Supplied data
┌────────

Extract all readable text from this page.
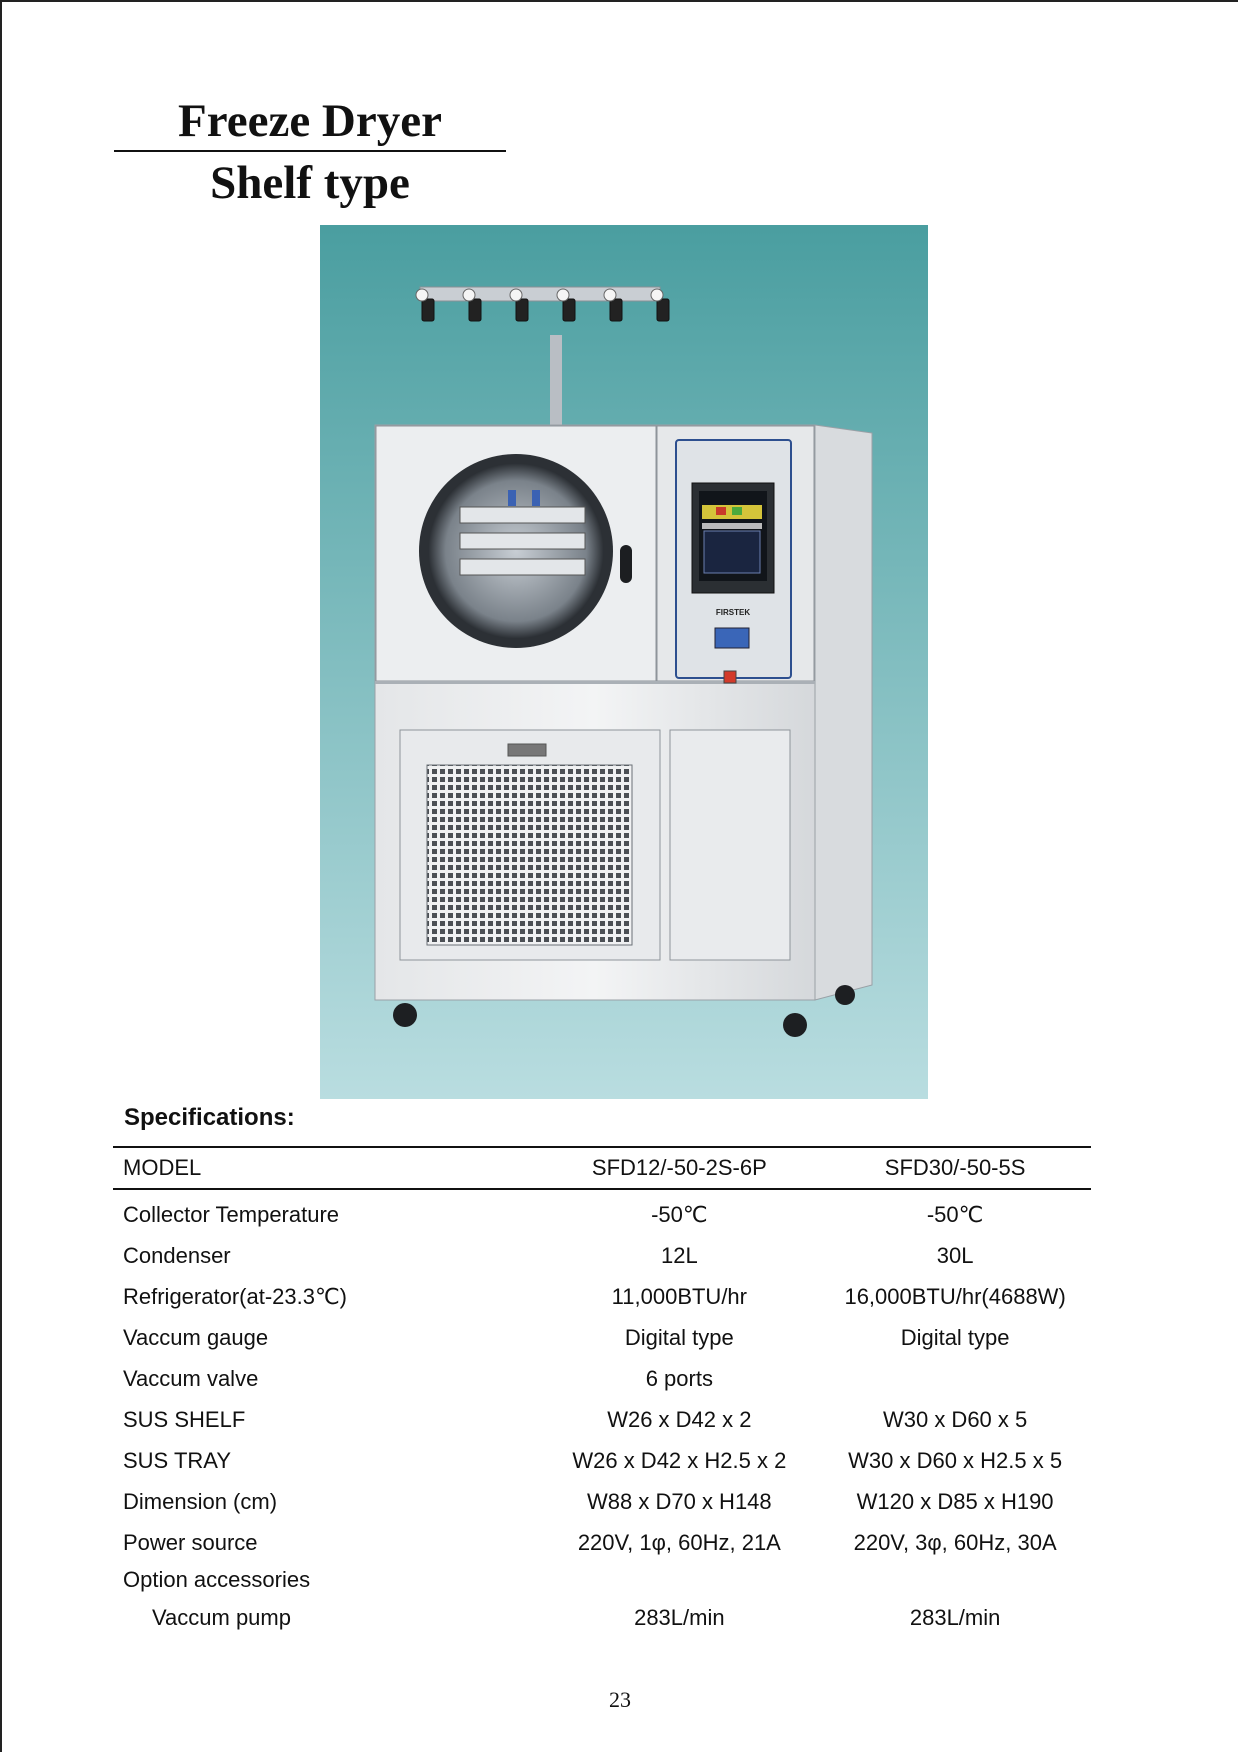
Freeze Dryer
Shelf type
FIRSTEK
Specifications:
MODEL	SFD12/-50-2S-6P	SFD30/-50-5S
Collector Temperature	-50℃	-50℃
Condenser	12L	30L
Refrigerator(at-23.3℃)	11,000BTU/hr	16,000BTU/hr(4688W)
Vaccum gauge	Digital type	Digital type
Vaccum valve	6 ports	
SUS SHELF	W26 x D42 x 2	W30 x D60 x 5
SUS TRAY	W26 x D42 x H2.5 x 2	W30 x D60 x H2.5 x 5
Dimension (cm)	W88 x D70 x H148	W120 x D85 x H190
Power source	220V, 1φ, 60Hz, 21A	220V, 3φ, 60Hz, 30A
Option accessories		
Vaccum pump	283L/min	283L/min
23
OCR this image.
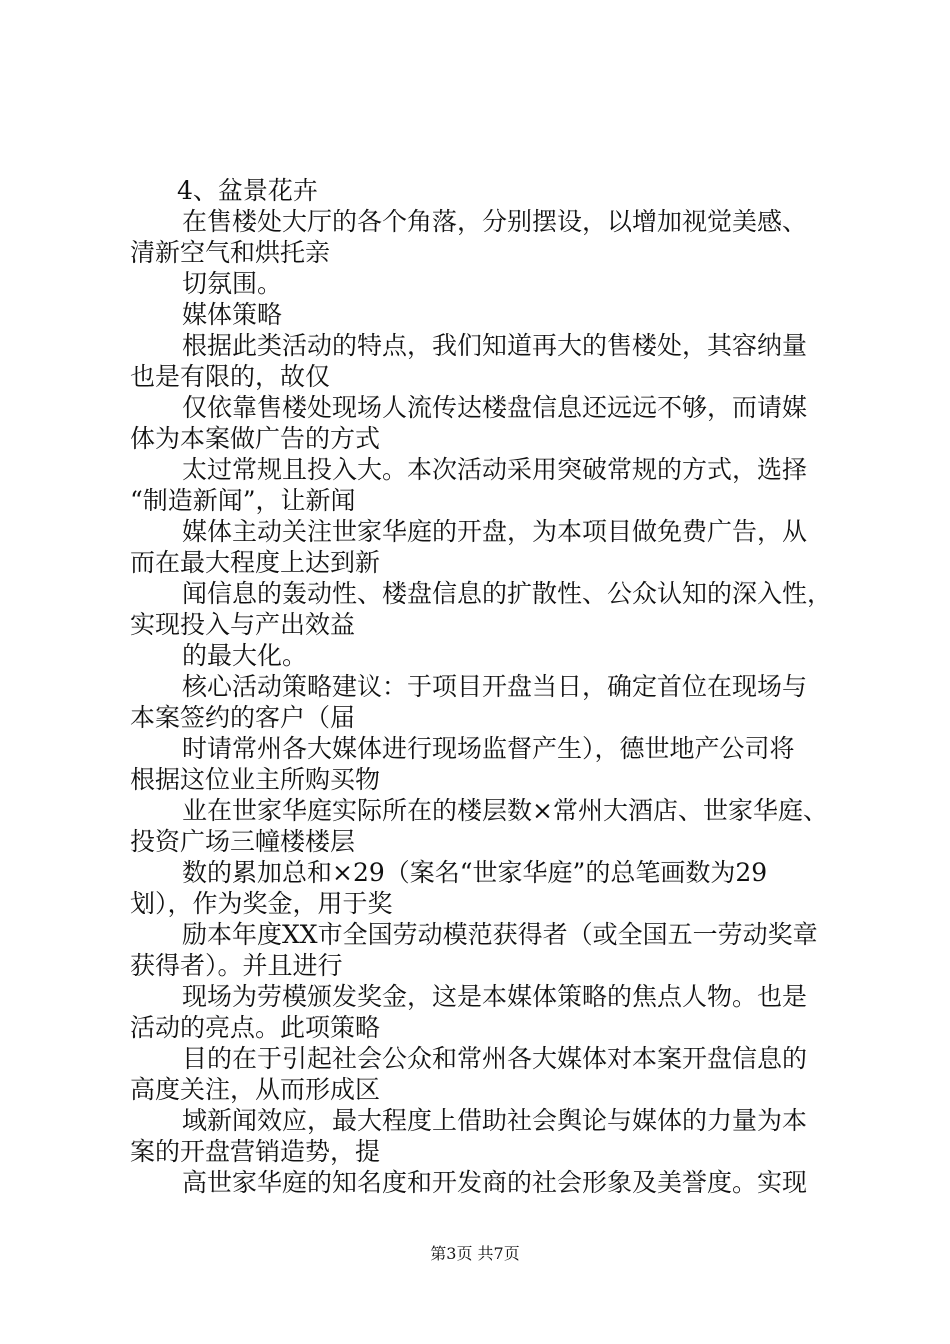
4、盆景花卉
在售楼处大厅的各个角落，分别摆设，以增加视觉美感、
清新空气和烘托亲
切氛围。
媒体策略
根据此类活动的特点，我们知道再大的售楼处，其容纳量
也是有限的，故仅
仅依靠售楼处现场人流传达楼盘信息还远远不够，而请媒
体为本案做广告的方式
太过常规且投入大。本次活动采用突破常规的方式，选择
“制造新闻”，让新闻
媒体主动关注世家华庭的开盘，为本项目做免费广告，从
而在最大程度上达到新
闻信息的轰动性、楼盘信息的扩散性、公众认知的深入性，
实现投入与产出效益
的最大化。
核心活动策略建议：于项目开盘当日，确定首位在现场与
本案签约的客户（届
时请常州各大媒体进行现场监督产生），德世地产公司将
根据这位业主所购买物
业在世家华庭实际所在的楼层数×常州大酒店、世家华庭、
投资广场三幢楼楼层
数的累加总和×29（案名“世家华庭”的总笔画数为29
划），作为奖金，用于奖
励本年度XX市全国劳动模范获得者（或全国五一劳动奖章
获得者）。并且进行
现场为劳模颁发奖金，这是本媒体策略的焦点人物。也是
活动的亮点。此项策略
目的在于引起社会公众和常州各大媒体对本案开盘信息的
高度关注，从而形成区
域新闻效应，最大程度上借助社会舆论与媒体的力量为本
案的开盘营销造势，提
高世家华庭的知名度和开发商的社会形象及美誉度。实现
第3页 共7页
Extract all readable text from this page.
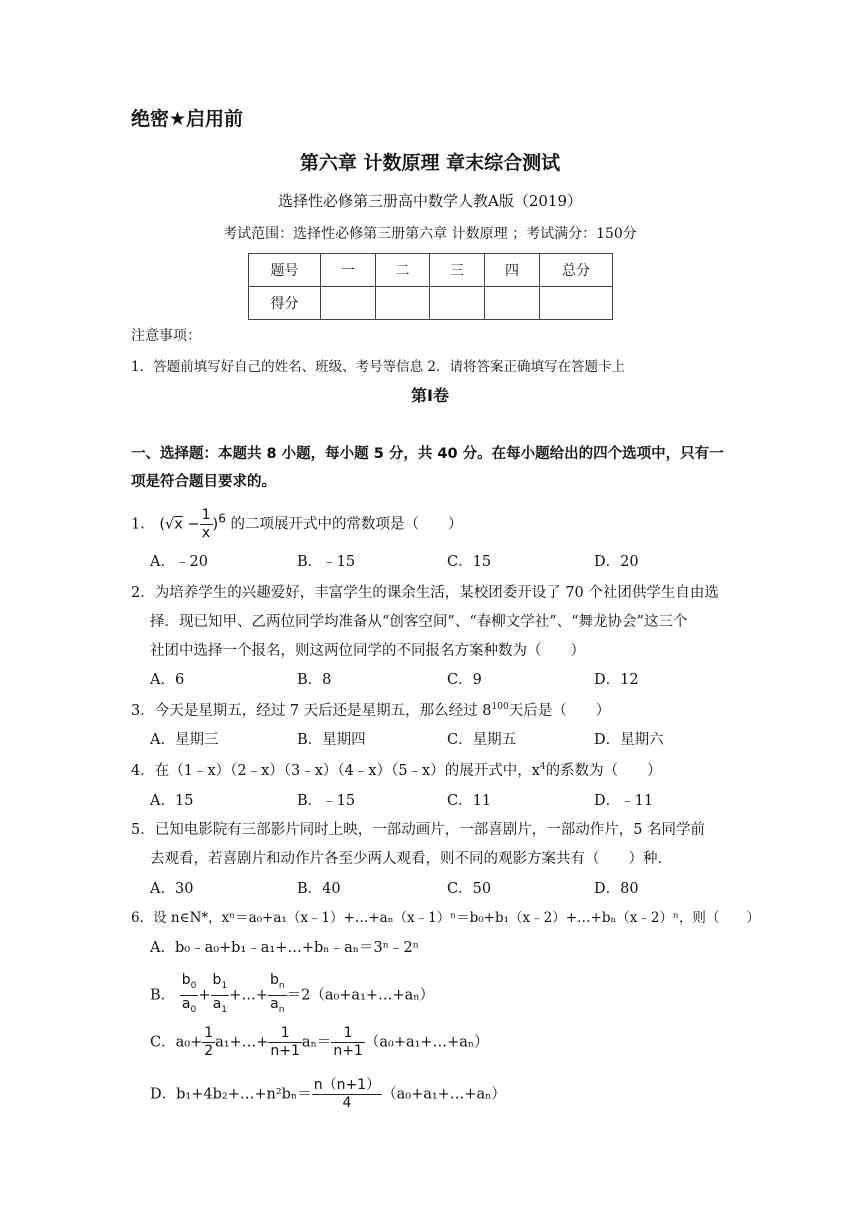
绝密★启用前
第六章 计数原理 章末综合测试
选择性必修第三册高中数学人教A版（2019）
考试范围：选择性必修第三册第六章 计数原理 ；考试满分：150分
题号	一	二	三	四	总分
得分					
注意事项：
1．答题前填写好自己的姓名、班级、考号等信息 2．请将答案正确填写在答题卡上
第Ⅰ卷
一、选择题：本题共 8 小题，每小题 5 分，共 40 分。在每小题给出的四个选项中，只有一
项是符合题目要求的。
1． $(√x - \frac{1}{x} )^6$ 的二项展开式中的常数项是（　　）
A．﹣20	B．﹣15	C．15	D．20
2．为培养学生的兴趣爱好，丰富学生的课余生活，某校团委开设了 70 个社团供学生自由选
择．现已知甲、乙两位同学均准备从“创客空间”、“春柳文学社”、“舞龙协会”这三个
社团中选择一个报名，则这两位同学的不同报名方案种数为（　　）
A．6	B．8	C．9	D．12
3．今天是星期五，经过 7 天后还是星期五，那么经过 $8^{100}$天后是（　　）
A．星期三	B．星期四	C．星期五	D．星期六
4．在（1﹣x）（2﹣x）（3﹣x）（4﹣x）（5﹣x）的展开式中，$x^4$的系数为（　　）
A．15	B．﹣15	C．11	D．﹣11
5．已知电影院有三部影片同时上映，一部动画片，一部喜剧片，一部动作片，5 名同学前
去观看，若喜剧片和动作片各至少两人观看，则不同的观影方案共有（　　）种．
A．30	B．40	C．50	D．80
6．设 n∈N*，xⁿ＝a₀+a₁（x﹣1）+…+aₙ（x﹣1）ⁿ＝b₀+b₁（x﹣2）+…+bₙ（x﹣2）ⁿ，则（　　）
A．b₀﹣a₀+b₁﹣a₁+…+bₙ﹣aₙ＝3ⁿ﹣2ⁿ
B． $\frac{b_0}{a_0} + \frac{b_1}{a_1}$ +…+ $\frac{b_n}{a_n}$ ＝2（a₀+a₁+…+aₙ）
C．$a_0+ \frac{1}{2}$ a₁+…+ $\frac{1}{n+1} a_n= \frac{1}{n+1}$ （a₀+a₁+…+aₙ）
D．b₁+4b₂+…+n²bₙ＝ $\frac{n(n+1)}{4}$ （a₀+a₁+…+aₙ）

└────────

Problem requirements
Reproduce all of the material above word for word. Omit the pictures.

Correct output
Extract all readable text from this page.
Freeze Dryer
Shelf type
FIRSTEK
Specifications:
MODEL	SFD12/-50-2S-6P	SFD30/-50-5S
Collector Temperature	-50℃	-50℃
Condenser	12L	30L
Refrigerator(at-23.3℃)	11,000BTU/hr	16,000BTU/hr(4688W)
Vaccum gauge	Digital type	Digital type
Vaccum valve	6 ports	
SUS SHELF	W26 x D42 x 2	W30 x D60 x 5
SUS TRAY	W26 x D42 x H2.5 x 2	W30 x D60 x H2.5 x 5
Dimension (cm)	W88 x D70 x H148	W120 x D85 x H190
Power source	220V, 1φ, 60Hz, 21A	220V, 3φ, 60Hz, 30A
Option accessories		
Vaccum pump	283L/min	283L/min
23
OCR this image.
4、盆景花卉
在售楼处大厅的各个角落，分别摆设，以增加视觉美感、
清新空气和烘托亲
切氛围。
媒体策略
根据此类活动的特点，我们知道再大的售楼处，其容纳量
也是有限的，故仅
仅依靠售楼处现场人流传达楼盘信息还远远不够，而请媒
体为本案做广告的方式
太过常规且投入大。本次活动采用突破常规的方式，选择
“制造新闻”，让新闻
媒体主动关注世家华庭的开盘，为本项目做免费广告，从
而在最大程度上达到新
闻信息的轰动性、楼盘信息的扩散性、公众认知的深入性，
实现投入与产出效益
的最大化。
核心活动策略建议：于项目开盘当日，确定首位在现场与
本案签约的客户（届
时请常州各大媒体进行现场监督产生），德世地产公司将
根据这位业主所购买物
业在世家华庭实际所在的楼层数×常州大酒店、世家华庭、
投资广场三幢楼楼层
数的累加总和×29（案名“世家华庭”的总笔画数为29
划），作为奖金，用于奖
励本年度XX市全国劳动模范获得者（或全国五一劳动奖章
获得者）。并且进行
现场为劳模颁发奖金，这是本媒体策略的焦点人物。也是
活动的亮点。此项策略
目的在于引起社会公众和常州各大媒体对本案开盘信息的
高度关注，从而形成区
域新闻效应，最大程度上借助社会舆论与媒体的力量为本
案的开盘营销造势，提
高世家华庭的知名度和开发商的社会形象及美誉度。实现
第3页 共7页
Extract all readable text from this page.
绝密★启用前
第六章 计数原理 章末综合测试
选择性必修第三册高中数学人教A版（2019）
考试范围：选择性必修第三册第六章 计数原理 ；考试满分：150分
题号	一	二	三	四	总分
得分					
注意事项：
1．答题前填写好自己的姓名、班级、考号等信息 2．请将答案正确填写在答题卡上
第Ⅰ卷
一、选择题：本题共 8 小题，每小题 5 分，共 40 分。在每小题给出的四个选项中，只有一
项是符合题目要求的。
1． $(√x - \frac{1}{x} )^6$ 的二项展开式中的常数项是（　　）
A．﹣20	B．﹣15	C．15	D．20
2．为培养学生的兴趣爱好，丰富学生的课余生活，某校团委开设了 70 个社团供学生自由选
择．现已知甲、乙两位同学均准备从“创客空间”、“春柳文学社”、“舞龙协会”这三个
社团中选择一个报名，则这两位同学的不同报名方案种数为（　　）
A．6	B．8	C．9	D．12
3．今天是星期五，经过 7 天后还是星期五，那么经过 $8^{100}$天后是（　　）
A．星期三	B．星期四	C．星期五	D．星期六
4．在（1﹣x）（2﹣x）（3﹣x）（4﹣x）（5﹣x）的展开式中，$x^4$的系数为（　　）
A．15	B．﹣15	C．11	D．﹣11
5．已知电影院有三部影片同时上映，一部动画片，一部喜剧片，一部动作片，5 名同学前
去观看，若喜剧片和动作片各至少两人观看，则不同的观影方案共有（　　）种．
A．30	B．40	C．50	D．80
6．设 n∈N*，xⁿ＝a₀+a₁（x﹣1）+…+aₙ（x﹣1）ⁿ＝b₀+b₁（x﹣2）+…+bₙ（x﹣2）ⁿ，则（　　）
A．b₀﹣a₀+b₁﹣a₁+…+bₙ﹣aₙ＝3ⁿ﹣2ⁿ
B． $\frac{b_0}{a_0} + \frac{b_1}{a_1}$ +…+ $\frac{b_n}{a_n}$ ＝2（a₀+a₁+…+aₙ）
C．$a_0+ \frac{1}{2}$ a₁+…+ $\frac{1}{n+1} a_n= \frac{1}{n+1}$ （a₀+a₁+…+aₙ）
D．b₁+4b₂+…+n²bₙ＝ $\frac{n(n+1)}{4}$ （a₀+a₁+…+aₙ）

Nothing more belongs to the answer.